The entries below are to be repeated exactly as they stand.

## Start Records for this exercise

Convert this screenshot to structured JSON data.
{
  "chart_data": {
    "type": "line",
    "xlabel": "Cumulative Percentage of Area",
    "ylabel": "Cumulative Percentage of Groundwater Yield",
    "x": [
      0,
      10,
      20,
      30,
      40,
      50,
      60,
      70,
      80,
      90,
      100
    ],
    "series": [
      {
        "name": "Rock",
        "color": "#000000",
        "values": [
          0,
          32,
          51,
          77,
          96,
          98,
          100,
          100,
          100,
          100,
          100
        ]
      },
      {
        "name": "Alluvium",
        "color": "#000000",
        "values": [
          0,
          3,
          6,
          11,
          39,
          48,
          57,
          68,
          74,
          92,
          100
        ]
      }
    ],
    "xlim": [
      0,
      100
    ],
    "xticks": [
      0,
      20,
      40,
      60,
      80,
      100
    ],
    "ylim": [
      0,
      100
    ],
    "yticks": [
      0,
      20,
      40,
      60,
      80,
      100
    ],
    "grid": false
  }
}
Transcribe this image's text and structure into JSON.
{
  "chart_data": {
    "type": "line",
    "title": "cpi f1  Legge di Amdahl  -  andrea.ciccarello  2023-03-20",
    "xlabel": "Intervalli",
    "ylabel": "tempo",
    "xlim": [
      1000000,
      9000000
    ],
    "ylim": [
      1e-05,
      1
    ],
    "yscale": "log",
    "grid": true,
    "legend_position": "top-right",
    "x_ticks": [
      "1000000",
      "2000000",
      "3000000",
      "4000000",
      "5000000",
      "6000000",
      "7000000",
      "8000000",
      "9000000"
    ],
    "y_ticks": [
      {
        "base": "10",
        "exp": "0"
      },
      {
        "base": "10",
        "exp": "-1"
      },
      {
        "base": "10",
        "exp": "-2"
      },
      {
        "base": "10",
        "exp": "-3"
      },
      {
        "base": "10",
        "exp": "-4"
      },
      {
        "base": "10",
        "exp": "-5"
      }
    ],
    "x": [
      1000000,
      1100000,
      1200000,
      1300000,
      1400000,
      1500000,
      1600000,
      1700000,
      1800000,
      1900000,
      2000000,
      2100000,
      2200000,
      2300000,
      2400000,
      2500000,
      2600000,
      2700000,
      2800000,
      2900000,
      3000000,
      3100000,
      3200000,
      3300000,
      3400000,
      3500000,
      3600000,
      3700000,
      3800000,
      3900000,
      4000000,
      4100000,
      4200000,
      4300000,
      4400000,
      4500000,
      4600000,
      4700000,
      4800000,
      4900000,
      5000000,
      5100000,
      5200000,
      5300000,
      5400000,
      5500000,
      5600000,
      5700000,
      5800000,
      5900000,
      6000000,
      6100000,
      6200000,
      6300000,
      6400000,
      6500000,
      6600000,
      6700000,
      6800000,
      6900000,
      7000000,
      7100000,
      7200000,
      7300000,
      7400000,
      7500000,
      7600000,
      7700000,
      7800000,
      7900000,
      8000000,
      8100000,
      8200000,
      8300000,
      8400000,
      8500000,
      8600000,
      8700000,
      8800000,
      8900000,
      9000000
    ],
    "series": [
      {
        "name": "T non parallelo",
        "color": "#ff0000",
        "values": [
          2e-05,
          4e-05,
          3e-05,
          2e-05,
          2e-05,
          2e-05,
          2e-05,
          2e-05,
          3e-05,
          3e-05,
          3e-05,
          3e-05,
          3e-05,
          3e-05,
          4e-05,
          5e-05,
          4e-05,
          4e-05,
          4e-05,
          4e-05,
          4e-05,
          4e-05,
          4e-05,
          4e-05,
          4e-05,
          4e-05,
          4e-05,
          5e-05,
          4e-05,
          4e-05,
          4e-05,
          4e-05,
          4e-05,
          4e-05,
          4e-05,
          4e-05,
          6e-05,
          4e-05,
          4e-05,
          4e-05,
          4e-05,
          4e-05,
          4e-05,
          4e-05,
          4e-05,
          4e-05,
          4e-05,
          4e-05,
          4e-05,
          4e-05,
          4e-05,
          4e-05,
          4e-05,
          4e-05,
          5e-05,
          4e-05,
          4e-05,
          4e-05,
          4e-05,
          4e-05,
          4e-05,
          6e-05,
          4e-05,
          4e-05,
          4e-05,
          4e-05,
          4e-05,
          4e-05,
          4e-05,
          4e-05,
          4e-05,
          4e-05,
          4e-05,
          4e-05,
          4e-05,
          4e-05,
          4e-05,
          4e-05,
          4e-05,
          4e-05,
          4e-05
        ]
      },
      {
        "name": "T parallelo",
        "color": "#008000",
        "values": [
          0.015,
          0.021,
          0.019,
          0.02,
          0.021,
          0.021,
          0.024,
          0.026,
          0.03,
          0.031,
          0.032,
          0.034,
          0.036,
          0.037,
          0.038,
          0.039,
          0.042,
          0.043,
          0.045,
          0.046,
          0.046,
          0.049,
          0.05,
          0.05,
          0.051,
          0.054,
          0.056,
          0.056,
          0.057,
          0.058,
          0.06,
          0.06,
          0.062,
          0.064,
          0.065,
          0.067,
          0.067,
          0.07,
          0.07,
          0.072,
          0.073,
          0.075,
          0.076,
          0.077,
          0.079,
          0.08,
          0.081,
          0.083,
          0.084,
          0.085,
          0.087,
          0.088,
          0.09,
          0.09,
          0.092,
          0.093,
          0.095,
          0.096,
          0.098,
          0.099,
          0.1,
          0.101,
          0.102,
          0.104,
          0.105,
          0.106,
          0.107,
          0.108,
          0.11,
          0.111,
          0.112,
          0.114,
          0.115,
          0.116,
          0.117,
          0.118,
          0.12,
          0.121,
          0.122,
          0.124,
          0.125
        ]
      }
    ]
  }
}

## End Records for this exercise

§ **Answer to the exercise**
Convert this screenshot to structured JSON data.
{
  "chart_data": {
    "type": "line",
    "xlabel": "Cumulative Percentage of Area",
    "ylabel": "Cumulative Percentage of Groundwater Yield",
    "x": [
      0,
      10,
      20,
      30,
      40,
      50,
      60,
      70,
      80,
      90,
      100
    ],
    "series": [
      {
        "name": "Rock",
        "color": "#000000",
        "values": [
          0,
          32,
          51,
          77,
          96,
          98,
          100,
          100,
          100,
          100,
          100
        ]
      },
      {
        "name": "Alluvium",
        "color": "#000000",
        "values": [
          0,
          3,
          6,
          11,
          39,
          48,
          57,
          68,
          74,
          92,
          100
        ]
      }
    ],
    "xlim": [
      0,
      100
    ],
    "xticks": [
      0,
      20,
      40,
      60,
      80,
      100
    ],
    "ylim": [
      0,
      100
    ],
    "yticks": [
      0,
      20,
      40,
      60,
      80,
      100
    ],
    "grid": false
  }
}
Transcribe this image's text and structure into JSON.
{
  "chart_data": {
    "type": "line",
    "title": "cpi f1  Legge di Amdahl  -  andrea.ciccarello  2023-03-20",
    "xlabel": "Intervalli",
    "ylabel": "tempo",
    "xlim": [
      1000000,
      9000000
    ],
    "ylim": [
      1e-05,
      1
    ],
    "yscale": "log",
    "grid": true,
    "legend_position": "top-right",
    "x_ticks": [
      "1000000",
      "2000000",
      "3000000",
      "4000000",
      "5000000",
      "6000000",
      "7000000",
      "8000000",
      "9000000"
    ],
    "y_ticks": [
      {
        "base": "10",
        "exp": "0"
      },
      {
        "base": "10",
        "exp": "-1"
      },
      {
        "base": "10",
        "exp": "-2"
      },
      {
        "base": "10",
        "exp": "-3"
      },
      {
        "base": "10",
        "exp": "-4"
      },
      {
        "base": "10",
        "exp": "-5"
      }
    ],
    "x": [
      1000000,
      1100000,
      1200000,
      1300000,
      1400000,
      1500000,
      1600000,
      1700000,
      1800000,
      1900000,
      2000000,
      2100000,
      2200000,
      2300000,
      2400000,
      2500000,
      2600000,
      2700000,
      2800000,
      2900000,
      3000000,
      3100000,
      3200000,
      3300000,
      3400000,
      3500000,
      3600000,
      3700000,
      3800000,
      3900000,
      4000000,
      4100000,
      4200000,
      4300000,
      4400000,
      4500000,
      4600000,
      4700000,
      4800000,
      4900000,
      5000000,
      5100000,
      5200000,
      5300000,
      5400000,
      5500000,
      5600000,
      5700000,
      5800000,
      5900000,
      6000000,
      6100000,
      6200000,
      6300000,
      6400000,
      6500000,
      6600000,
      6700000,
      6800000,
      6900000,
      7000000,
      7100000,
      7200000,
      7300000,
      7400000,
      7500000,
      7600000,
      7700000,
      7800000,
      7900000,
      8000000,
      8100000,
      8200000,
      8300000,
      8400000,
      8500000,
      8600000,
      8700000,
      8800000,
      8900000,
      9000000
    ],
    "series": [
      {
        "name": "T non parallelo",
        "color": "#ff0000",
        "values": [
          2e-05,
          4e-05,
          3e-05,
          2e-05,
          2e-05,
          2e-05,
          2e-05,
          2e-05,
          3e-05,
          3e-05,
          3e-05,
          3e-05,
          3e-05,
          3e-05,
          4e-05,
          5e-05,
          4e-05,
          4e-05,
          4e-05,
          4e-05,
          4e-05,
          4e-05,
          4e-05,
          4e-05,
          4e-05,
          4e-05,
          4e-05,
          5e-05,
          4e-05,
          4e-05,
          4e-05,
          4e-05,
          4e-05,
          4e-05,
          4e-05,
          4e-05,
          6e-05,
          4e-05,
          4e-05,
          4e-05,
          4e-05,
          4e-05,
          4e-05,
          4e-05,
          4e-05,
          4e-05,
          4e-05,
          4e-05,
          4e-05,
          4e-05,
          4e-05,
          4e-05,
          4e-05,
          4e-05,
          5e-05,
          4e-05,
          4e-05,
          4e-05,
          4e-05,
          4e-05,
          4e-05,
          6e-05,
          4e-05,
          4e-05,
          4e-05,
          4e-05,
          4e-05,
          4e-05,
          4e-05,
          4e-05,
          4e-05,
          4e-05,
          4e-05,
          4e-05,
          4e-05,
          4e-05,
          4e-05,
          4e-05,
          4e-05,
          4e-05,
          4e-05
        ]
      },
      {
        "name": "T parallelo",
        "color": "#008000",
        "values": [
          0.015,
          0.021,
          0.019,
          0.02,
          0.021,
          0.021,
          0.024,
          0.026,
          0.03,
          0.031,
          0.032,
          0.034,
          0.036,
          0.037,
          0.038,
          0.039,
          0.042,
          0.043,
          0.045,
          0.046,
          0.046,
          0.049,
          0.05,
          0.05,
          0.051,
          0.054,
          0.056,
          0.056,
          0.057,
          0.058,
          0.06,
          0.06,
          0.062,
          0.064,
          0.065,
          0.067,
          0.067,
          0.07,
          0.07,
          0.072,
          0.073,
          0.075,
          0.076,
          0.077,
          0.079,
          0.08,
          0.081,
          0.083,
          0.084,
          0.085,
          0.087,
          0.088,
          0.09,
          0.09,
          0.092,
          0.093,
          0.095,
          0.096,
          0.098,
          0.099,
          0.1,
          0.101,
          0.102,
          0.104,
          0.105,
          0.106,
          0.107,
          0.108,
          0.11,
          0.111,
          0.112,
          0.114,
          0.115,
          0.116,
          0.117,
          0.118,
          0.12,
          0.121,
          0.122,
          0.124,
          0.125
        ]
      }
    ]
  }
}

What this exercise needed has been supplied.